• **Task instructions**
Copy every line of the data that includes the string "namely".

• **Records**
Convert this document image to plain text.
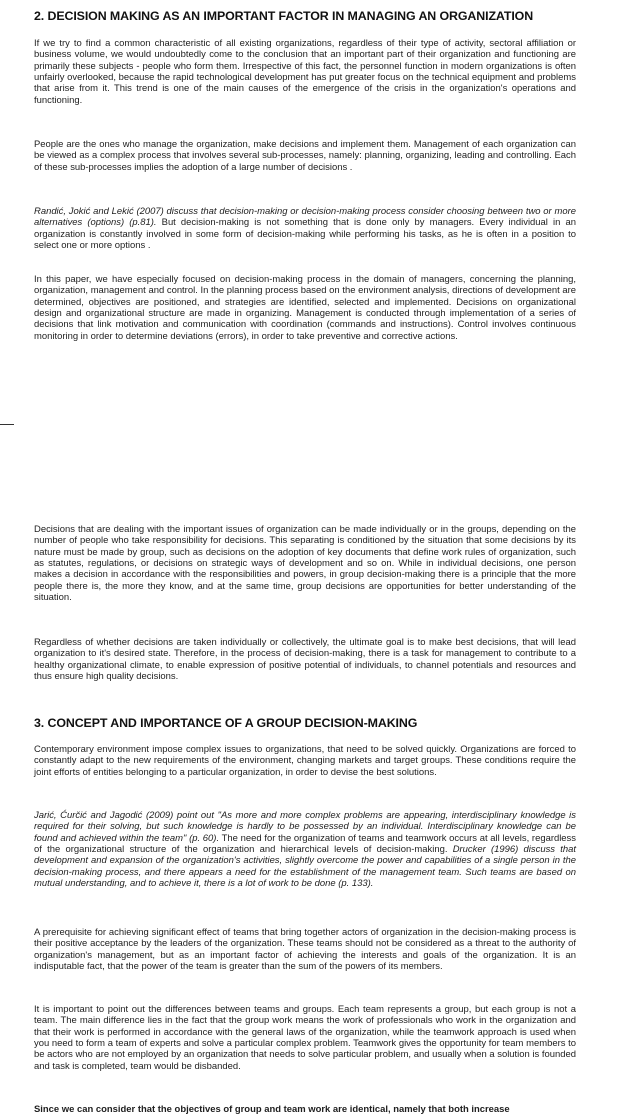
2. DECISION MAKING AS AN IMPORTANT FACTOR IN MANAGING AN ORGANIZATION

If we try to find a common characteristic of all existing organizations, regardless of their type of activity, sectoral affiliation or business volume, we would undoubtedly come to the conclusion that an important part of their organization and functioning are primarily these subjects - people who form them. Irrespective of this fact, the personnel function in modern organizations is often unfairly overlooked, because the rapid technological development has put greater focus on the technical equipment and problems that arise from it. This trend is one of the main causes of the emergence of the crisis in the organization's operations and functioning.

People are the ones who manage the organization, make decisions and implement them. Management of each organization can be viewed as a complex process that involves several sub-processes, namely: planning, organizing, leading and controlling. Each of these sub-processes implies the adoption of a large number of decisions .

Randić, Jokić and Lekić (2007) discuss that decision-making or decision-making process consider choosing between two or more alternatives (options) (p.81). But decision-making is not something that is done only by managers. Every individual in an organization is constantly involved in some form of decision-making while performing his tasks, as he is often in a position to select one or more options .

In this paper, we have especially focused on decision-making process in the domain of managers, concerning the planning, organization, management and control. In the planning process based on the environment analysis, directions of development are determined, objectives are positioned, and strategies are identified, selected and implemented. Decisions on organizational design and organizational structure are made in organizing. Management is conducted through implementation of a series of decisions that link motivation and communication with coordination (commands and instructions). Control involves continuous monitoring in order to determine deviations (errors), in order to take preventive and corrective actions.

Decisions that are dealing with the important issues of organization can be made individually or in the groups, depending on the number of people who take responsibility for decisions. This separating is conditioned by the situation that some decisions by its nature must be made by group, such as decisions on the adoption of key documents that define work rules of organization, such as statutes, regulations, or decisions on strategic ways of development and so on. While in individual decisions, one person makes a decision in accordance with the responsibilities and powers, in group decision-making there is a principle that the more people there is, the more they know, and at the same time, group decisions are opportunities for better understanding of the situation.

Regardless of whether decisions are taken individually or collectively, the ultimate goal is to make best decisions, that will lead organization to it's desired state. Therefore, in the process of decision-making, there is a task for management to contribute to a healthy organizational climate, to enable expression of positive potential of individuals, to channel potentials and resources and thus ensure high quality decisions.

3. CONCEPT AND IMPORTANCE OF A GROUP DECISION-MAKING

Contemporary environment impose complex issues to organizations, that need to be solved quickly. Organizations are forced to constantly adapt to the new requirements of the environment, changing markets and target groups. These conditions require the joint efforts of entities belonging to a particular organization, in order to devise the best solutions.

Jarić, Ćurčić and Jagodić (2009) point out "As more and more complex problems are appearing, interdisciplinary knowledge is required for their solving, but such knowledge is hardly to be possessed by an individual. Interdisciplinary knowledge can be found and achieved within the team" (p. 60). The need for the organization of teams and teamwork occurs at all levels, regardless of the organizational structure of the organization and hierarchical levels of decision-making. Drucker (1996) discuss that development and expansion of the organization's activities, slightly overcome the power and capabilities of a single person in the decision-making process, and there appears a need for the establishment of the management team. Such teams are based on mutual understanding, and to achieve it, there is a lot of work to be done (p. 133).

A prerequisite for achieving significant effect of teams that bring together actors of organization in the decision-making process is their positive acceptance by the leaders of the organization. These teams should not be considered as a threat to the authority of organization's management, but as an important factor of achieving the interests and goals of the organization. It is an indisputable fact, that the power of the team is greater than the sum of the powers of its members.

It is important to point out the differences between teams and groups. Each team represents a group, but each group is not a team. The main difference lies in the fact that the group work means the work of professionals who work in the organization and that their work is performed in accordance with the general laws of the organization, while the teamwork approach is used when you need to form a team of experts and solve a particular complex problem. Teamwork gives the opportunity for team members to be actors who are not employed by an organization that needs to solve particular problem, and usually when a solution is founded and task is completed, team would be disbanded.

Since we can consider that the objectives of group and team work are identical, namely that both increase
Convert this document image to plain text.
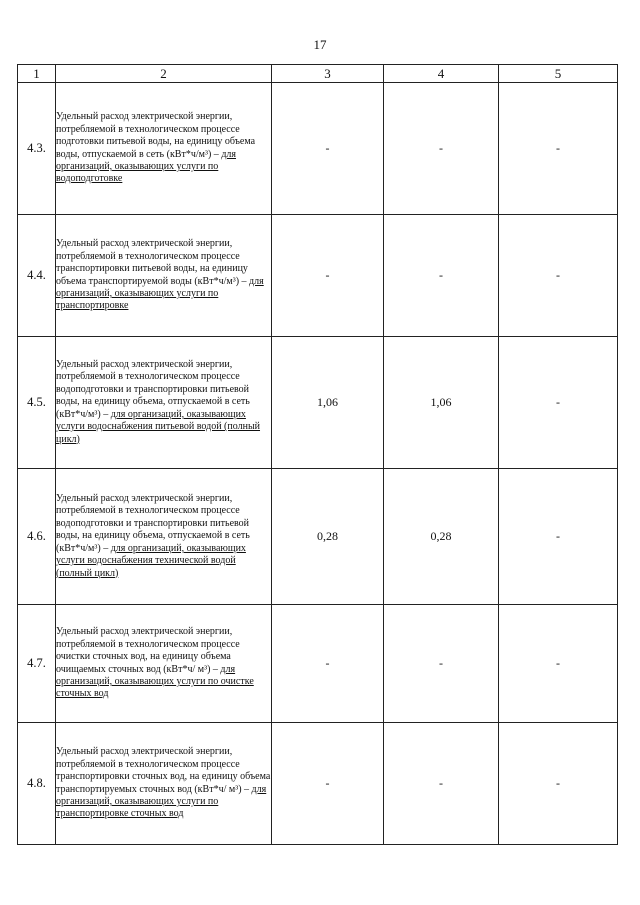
17
1	2	3	4	5
4.3.	Удельный расход электрической энергии, потребляемой в технологическом процессе подготовки питьевой воды, на единицу объема воды, отпускаемой в сеть (кВт*ч/м³) – для организаций, оказывающих услуги по водоподготовке	-	-	-
4.4.	Удельный расход электрической энергии, потребляемой в технологическом процессе транспортировки питьевой воды, на единицу объема транспортируемой воды (кВт*ч/м³) – для организаций, оказывающих услуги по транспортировке	-	-	-
4.5.	Удельный расход электрической энергии, потребляемой в технологическом процессе водоподготовки и транспортировки питьевой воды, на единицу объема, отпускаемой в сеть (кВт*ч/м³) – для организаций, оказывающих услуги водоснабжения питьевой водой (полный цикл)	1,06	1,06	-
4.6.	Удельный расход электрической энергии, потребляемой в технологическом процессе водоподготовки и транспортировки питьевой воды, на единицу объема, отпускаемой в сеть (кВт*ч/м³) – для организаций, оказывающих услуги водоснабжения технической водой (полный цикл)	0,28	0,28	-
4.7.	Удельный расход электрической энергии, потребляемой в технологическом процессе очистки сточных вод, на единицу объема очищаемых сточных вод (кВт*ч/ м³) – для организаций, оказывающих услуги по очистке сточных вод	-	-	-
4.8.	Удельный расход электрической энергии, потребляемой в технологическом процессе транспортировки сточных вод, на единицу объема транспортируемых сточных вод (кВт*ч/ м³) – для организаций, оказывающих услуги по транспортировке сточных вод	-	-	-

• **Result of the exercise**
People are the ones who manage the organization, make decisions and implement them. Management of each organization can be viewed as a complex process that involves several sub-processes, namely: planning, organizing, leading and controlling. Each of these sub-processes implies the adoption of a large number of decisions .
Since we can consider that the objectives of group and team work are identical, namely that both increase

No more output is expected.